Leaving out the pictures, transcribe all of the records faithfully.

(Records about charts and figures)
↓↓↓

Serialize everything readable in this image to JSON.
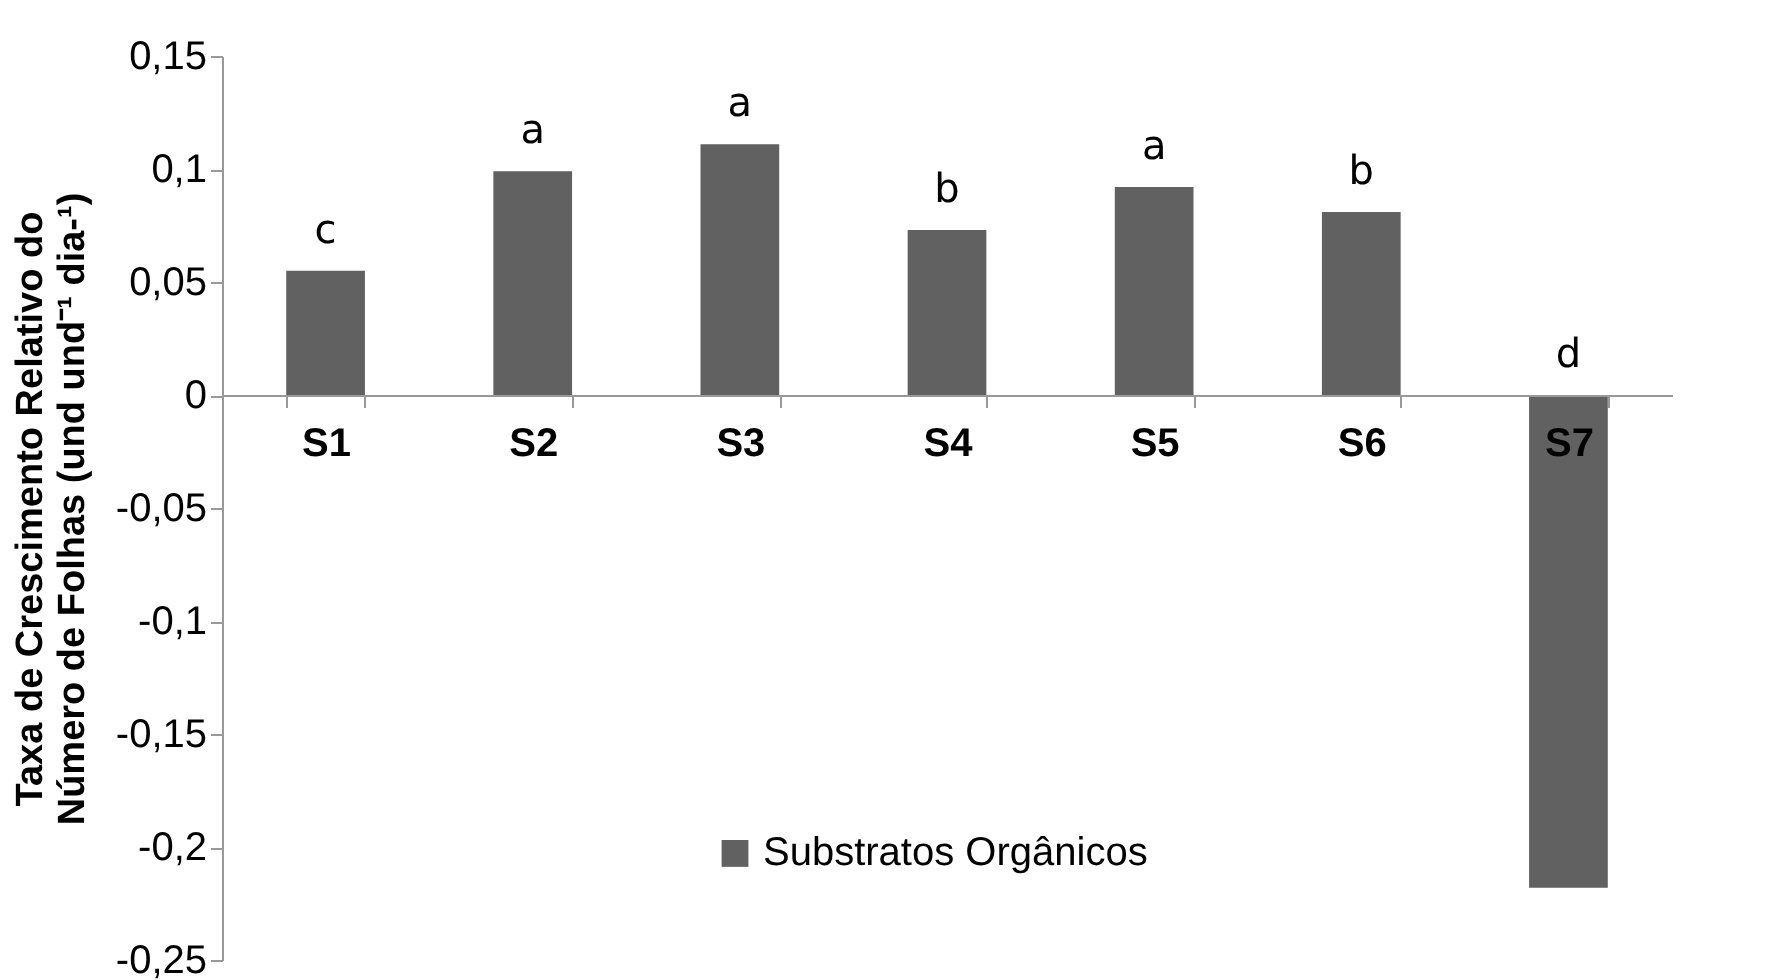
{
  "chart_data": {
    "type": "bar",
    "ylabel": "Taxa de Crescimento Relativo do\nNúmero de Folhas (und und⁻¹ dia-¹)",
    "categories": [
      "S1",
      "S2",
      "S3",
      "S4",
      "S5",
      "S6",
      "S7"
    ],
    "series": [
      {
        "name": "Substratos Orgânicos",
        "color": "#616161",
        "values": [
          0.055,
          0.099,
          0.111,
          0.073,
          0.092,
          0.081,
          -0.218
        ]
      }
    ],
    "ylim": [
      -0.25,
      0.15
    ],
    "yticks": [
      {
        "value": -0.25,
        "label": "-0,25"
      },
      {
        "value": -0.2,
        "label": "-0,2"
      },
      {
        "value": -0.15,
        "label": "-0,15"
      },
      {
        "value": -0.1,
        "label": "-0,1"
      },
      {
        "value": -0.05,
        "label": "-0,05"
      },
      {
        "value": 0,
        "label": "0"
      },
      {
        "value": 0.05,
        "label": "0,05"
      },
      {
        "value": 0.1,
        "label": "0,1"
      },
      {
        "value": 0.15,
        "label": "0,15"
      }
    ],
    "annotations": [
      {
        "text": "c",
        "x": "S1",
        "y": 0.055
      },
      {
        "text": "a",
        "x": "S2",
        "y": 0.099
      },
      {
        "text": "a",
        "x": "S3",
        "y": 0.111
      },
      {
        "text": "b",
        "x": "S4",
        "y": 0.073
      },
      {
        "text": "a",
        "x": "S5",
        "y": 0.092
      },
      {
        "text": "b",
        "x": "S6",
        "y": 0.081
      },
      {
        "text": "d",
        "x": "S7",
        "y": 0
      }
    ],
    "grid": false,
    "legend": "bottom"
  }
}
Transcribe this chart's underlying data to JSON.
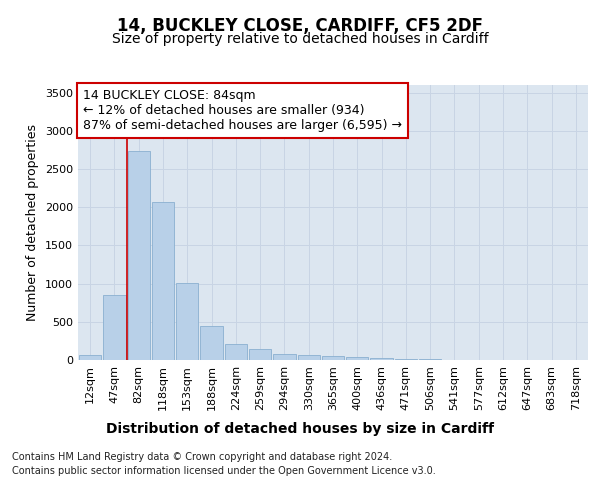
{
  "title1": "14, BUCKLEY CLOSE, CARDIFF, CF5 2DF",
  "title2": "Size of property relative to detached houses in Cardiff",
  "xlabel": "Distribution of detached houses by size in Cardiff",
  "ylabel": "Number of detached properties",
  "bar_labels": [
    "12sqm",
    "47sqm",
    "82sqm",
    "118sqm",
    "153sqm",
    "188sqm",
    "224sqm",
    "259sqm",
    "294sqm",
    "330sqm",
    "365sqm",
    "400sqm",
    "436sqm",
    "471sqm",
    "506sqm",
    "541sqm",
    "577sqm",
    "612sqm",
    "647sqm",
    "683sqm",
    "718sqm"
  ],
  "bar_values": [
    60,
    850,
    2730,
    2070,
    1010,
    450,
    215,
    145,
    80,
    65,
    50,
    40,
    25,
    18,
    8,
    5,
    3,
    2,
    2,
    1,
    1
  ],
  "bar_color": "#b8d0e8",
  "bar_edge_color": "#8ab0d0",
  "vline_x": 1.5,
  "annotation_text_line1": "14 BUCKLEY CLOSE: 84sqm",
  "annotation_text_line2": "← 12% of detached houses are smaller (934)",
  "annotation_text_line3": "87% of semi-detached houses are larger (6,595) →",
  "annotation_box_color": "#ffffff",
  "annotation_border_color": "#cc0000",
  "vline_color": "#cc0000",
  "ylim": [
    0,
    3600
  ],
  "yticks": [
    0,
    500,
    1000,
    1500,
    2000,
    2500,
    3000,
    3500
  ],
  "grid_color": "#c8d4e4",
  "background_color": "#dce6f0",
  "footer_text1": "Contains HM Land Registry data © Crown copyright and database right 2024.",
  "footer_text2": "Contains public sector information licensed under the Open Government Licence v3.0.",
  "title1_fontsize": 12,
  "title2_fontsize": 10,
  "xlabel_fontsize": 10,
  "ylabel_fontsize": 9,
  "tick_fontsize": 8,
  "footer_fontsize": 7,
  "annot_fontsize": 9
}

↑↑↑

# Written answer
Serialize everything readable in this image to JSON.
{
  "chart_data": {
    "type": "bar",
    "ylabel": "Taxa de Crescimento Relativo do\nNúmero de Folhas (und und⁻¹ dia-¹)",
    "categories": [
      "S1",
      "S2",
      "S3",
      "S4",
      "S5",
      "S6",
      "S7"
    ],
    "series": [
      {
        "name": "Substratos Orgânicos",
        "color": "#616161",
        "values": [
          0.055,
          0.099,
          0.111,
          0.073,
          0.092,
          0.081,
          -0.218
        ]
      }
    ],
    "ylim": [
      -0.25,
      0.15
    ],
    "yticks": [
      {
        "value": -0.25,
        "label": "-0,25"
      },
      {
        "value": -0.2,
        "label": "-0,2"
      },
      {
        "value": -0.15,
        "label": "-0,15"
      },
      {
        "value": -0.1,
        "label": "-0,1"
      },
      {
        "value": -0.05,
        "label": "-0,05"
      },
      {
        "value": 0,
        "label": "0"
      },
      {
        "value": 0.05,
        "label": "0,05"
      },
      {
        "value": 0.1,
        "label": "0,1"
      },
      {
        "value": 0.15,
        "label": "0,15"
      }
    ],
    "annotations": [
      {
        "text": "c",
        "x": "S1",
        "y": 0.055
      },
      {
        "text": "a",
        "x": "S2",
        "y": 0.099
      },
      {
        "text": "a",
        "x": "S3",
        "y": 0.111
      },
      {
        "text": "b",
        "x": "S4",
        "y": 0.073
      },
      {
        "text": "a",
        "x": "S5",
        "y": 0.092
      },
      {
        "text": "b",
        "x": "S6",
        "y": 0.081
      },
      {
        "text": "d",
        "x": "S7",
        "y": 0
      }
    ],
    "grid": false,
    "legend": "bottom"
  }
}
Transcribe this chart's underlying data to JSON.
{
  "title1": "14, BUCKLEY CLOSE, CARDIFF, CF5 2DF",
  "title2": "Size of property relative to detached houses in Cardiff",
  "xlabel": "Distribution of detached houses by size in Cardiff",
  "ylabel": "Number of detached properties",
  "bar_labels": [
    "12sqm",
    "47sqm",
    "82sqm",
    "118sqm",
    "153sqm",
    "188sqm",
    "224sqm",
    "259sqm",
    "294sqm",
    "330sqm",
    "365sqm",
    "400sqm",
    "436sqm",
    "471sqm",
    "506sqm",
    "541sqm",
    "577sqm",
    "612sqm",
    "647sqm",
    "683sqm",
    "718sqm"
  ],
  "bar_values": [
    60,
    850,
    2730,
    2070,
    1010,
    450,
    215,
    145,
    80,
    65,
    50,
    40,
    25,
    18,
    8,
    5,
    3,
    2,
    2,
    1,
    1
  ],
  "bar_color": "#b8d0e8",
  "bar_edge_color": "#8ab0d0",
  "vline_x": 1.5,
  "annotation_text_line1": "14 BUCKLEY CLOSE: 84sqm",
  "annotation_text_line2": "← 12% of detached houses are smaller (934)",
  "annotation_text_line3": "87% of semi-detached houses are larger (6,595) →",
  "annotation_box_color": "#ffffff",
  "annotation_border_color": "#cc0000",
  "vline_color": "#cc0000",
  "ylim": [
    0,
    3600
  ],
  "yticks": [
    0,
    500,
    1000,
    1500,
    2000,
    2500,
    3000,
    3500
  ],
  "grid_color": "#c8d4e4",
  "background_color": "#dce6f0",
  "footer_text1": "Contains HM Land Registry data © Crown copyright and database right 2024.",
  "footer_text2": "Contains public sector information licensed under the Open Government Licence v3.0.",
  "title1_fontsize": 12,
  "title2_fontsize": 10,
  "xlabel_fontsize": 10,
  "ylabel_fontsize": 9,
  "tick_fontsize": 8,
  "footer_fontsize": 7,
  "annot_fontsize": 9
}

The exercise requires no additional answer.